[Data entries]
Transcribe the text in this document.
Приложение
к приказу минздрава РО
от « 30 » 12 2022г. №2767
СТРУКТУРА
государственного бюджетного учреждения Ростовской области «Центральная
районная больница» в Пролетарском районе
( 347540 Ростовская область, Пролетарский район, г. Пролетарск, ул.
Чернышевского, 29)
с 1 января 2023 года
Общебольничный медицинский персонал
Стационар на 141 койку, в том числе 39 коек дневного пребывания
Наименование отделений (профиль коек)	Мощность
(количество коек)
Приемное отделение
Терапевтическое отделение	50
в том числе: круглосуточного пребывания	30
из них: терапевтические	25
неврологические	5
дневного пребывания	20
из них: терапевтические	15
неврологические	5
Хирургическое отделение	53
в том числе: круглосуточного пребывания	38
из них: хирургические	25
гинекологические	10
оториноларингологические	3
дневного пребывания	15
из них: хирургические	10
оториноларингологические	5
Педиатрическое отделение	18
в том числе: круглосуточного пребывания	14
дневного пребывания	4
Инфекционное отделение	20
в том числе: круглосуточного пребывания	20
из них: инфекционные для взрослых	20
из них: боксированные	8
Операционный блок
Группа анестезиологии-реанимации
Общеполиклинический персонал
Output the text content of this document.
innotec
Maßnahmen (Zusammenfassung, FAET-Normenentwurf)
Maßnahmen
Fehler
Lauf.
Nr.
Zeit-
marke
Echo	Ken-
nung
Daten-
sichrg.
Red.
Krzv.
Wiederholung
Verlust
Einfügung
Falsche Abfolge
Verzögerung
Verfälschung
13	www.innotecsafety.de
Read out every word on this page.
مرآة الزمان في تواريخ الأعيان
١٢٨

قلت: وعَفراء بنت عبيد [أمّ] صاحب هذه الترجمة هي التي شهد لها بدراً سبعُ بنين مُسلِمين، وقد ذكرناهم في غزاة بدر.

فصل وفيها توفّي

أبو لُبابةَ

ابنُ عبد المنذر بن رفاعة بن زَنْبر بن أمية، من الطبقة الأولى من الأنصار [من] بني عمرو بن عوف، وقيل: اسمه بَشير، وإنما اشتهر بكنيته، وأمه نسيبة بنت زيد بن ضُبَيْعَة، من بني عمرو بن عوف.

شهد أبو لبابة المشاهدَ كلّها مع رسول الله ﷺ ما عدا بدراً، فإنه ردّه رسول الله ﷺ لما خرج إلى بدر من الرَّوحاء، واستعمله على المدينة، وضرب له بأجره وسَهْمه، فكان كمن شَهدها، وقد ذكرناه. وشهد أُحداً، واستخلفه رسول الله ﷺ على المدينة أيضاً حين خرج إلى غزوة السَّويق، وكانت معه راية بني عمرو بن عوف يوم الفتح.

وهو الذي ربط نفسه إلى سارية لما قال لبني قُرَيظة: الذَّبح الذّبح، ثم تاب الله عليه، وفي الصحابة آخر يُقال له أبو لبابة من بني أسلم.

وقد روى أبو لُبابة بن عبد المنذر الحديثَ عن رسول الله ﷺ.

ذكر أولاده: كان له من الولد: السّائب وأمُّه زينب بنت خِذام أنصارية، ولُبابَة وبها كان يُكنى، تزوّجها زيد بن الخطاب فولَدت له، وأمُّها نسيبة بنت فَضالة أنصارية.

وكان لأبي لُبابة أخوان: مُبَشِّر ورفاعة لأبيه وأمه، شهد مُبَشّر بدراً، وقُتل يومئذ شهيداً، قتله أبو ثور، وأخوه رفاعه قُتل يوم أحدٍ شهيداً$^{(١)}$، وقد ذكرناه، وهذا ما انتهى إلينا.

GOAL OF THE EXERCISE: Would you reproduce the material above in full, exactly as given?

ANSWER:
Transcribe the text in this document.
Приложение
к приказу минздрава РО
от « 30 » 12 2022г. №2767
СТРУКТУРА
государственного бюджетного учреждения Ростовской области «Центральная
районная больница» в Пролетарском районе
( 347540 Ростовская область, Пролетарский район, г. Пролетарск, ул.
Чернышевского, 29)
с 1 января 2023 года
Общебольничный медицинский персонал
Стационар на 141 койку, в том числе 39 коек дневного пребывания
Наименование отделений (профиль коек)	Мощность
(количество коек)
Приемное отделение
Терапевтическое отделение	50
в том числе: круглосуточного пребывания	30
из них: терапевтические	25
неврологические	5
дневного пребывания	20
из них: терапевтические	15
неврологические	5
Хирургическое отделение	53
в том числе: круглосуточного пребывания	38
из них: хирургические	25
гинекологические	10
оториноларингологические	3
дневного пребывания	15
из них: хирургические	10
оториноларингологические	5
Педиатрическое отделение	18
в том числе: круглосуточного пребывания	14
дневного пребывания	4
Инфекционное отделение	20
в том числе: круглосуточного пребывания	20
из них: инфекционные для взрослых	20
из них: боксированные	8
Операционный блок
Группа анестезиологии-реанимации
Общеполиклинический персонал
Output the text content of this document.
innotec
Maßnahmen (Zusammenfassung, FAET-Normenentwurf)
Maßnahmen
Fehler
Lauf.
Nr.
Zeit-
marke
Echo	Ken-
nung
Daten-
sichrg.
Red.
Krzv.
Wiederholung
Verlust
Einfügung
Falsche Abfolge
Verzögerung
Verfälschung
13	www.innotecsafety.de
Read out every word on this page.
مرآة الزمان في تواريخ الأعيان
١٢٨

قلت: وعَفراء بنت عبيد [أمّ] صاحب هذه الترجمة هي التي شهد لها بدراً سبعُ بنين مُسلِمين، وقد ذكرناهم في غزاة بدر.

فصل وفيها توفّي

أبو لُبابةَ

ابنُ عبد المنذر بن رفاعة بن زَنْبر بن أمية، من الطبقة الأولى من الأنصار [من] بني عمرو بن عوف، وقيل: اسمه بَشير، وإنما اشتهر بكنيته، وأمه نسيبة بنت زيد بن ضُبَيْعَة، من بني عمرو بن عوف.

شهد أبو لبابة المشاهدَ كلّها مع رسول الله ﷺ ما عدا بدراً، فإنه ردّه رسول الله ﷺ لما خرج إلى بدر من الرَّوحاء، واستعمله على المدينة، وضرب له بأجره وسَهْمه، فكان كمن شَهدها، وقد ذكرناه. وشهد أُحداً، واستخلفه رسول الله ﷺ على المدينة أيضاً حين خرج إلى غزوة السَّويق، وكانت معه راية بني عمرو بن عوف يوم الفتح.

وهو الذي ربط نفسه إلى سارية لما قال لبني قُرَيظة: الذَّبح الذّبح، ثم تاب الله عليه، وفي الصحابة آخر يُقال له أبو لبابة من بني أسلم.

وقد روى أبو لُبابة بن عبد المنذر الحديثَ عن رسول الله ﷺ.

ذكر أولاده: كان له من الولد: السّائب وأمُّه زينب بنت خِذام أنصارية، ولُبابَة وبها كان يُكنى، تزوّجها زيد بن الخطاب فولَدت له، وأمُّها نسيبة بنت فَضالة أنصارية.

وكان لأبي لُبابة أخوان: مُبَشِّر ورفاعة لأبيه وأمه، شهد مُبَشّر بدراً، وقُتل يومئذ شهيداً، قتله أبو ثور، وأخوه رفاعه قُتل يوم أحدٍ شهيداً$^{(١)}$، وقد ذكرناه، وهذا ما انتهى إلينا.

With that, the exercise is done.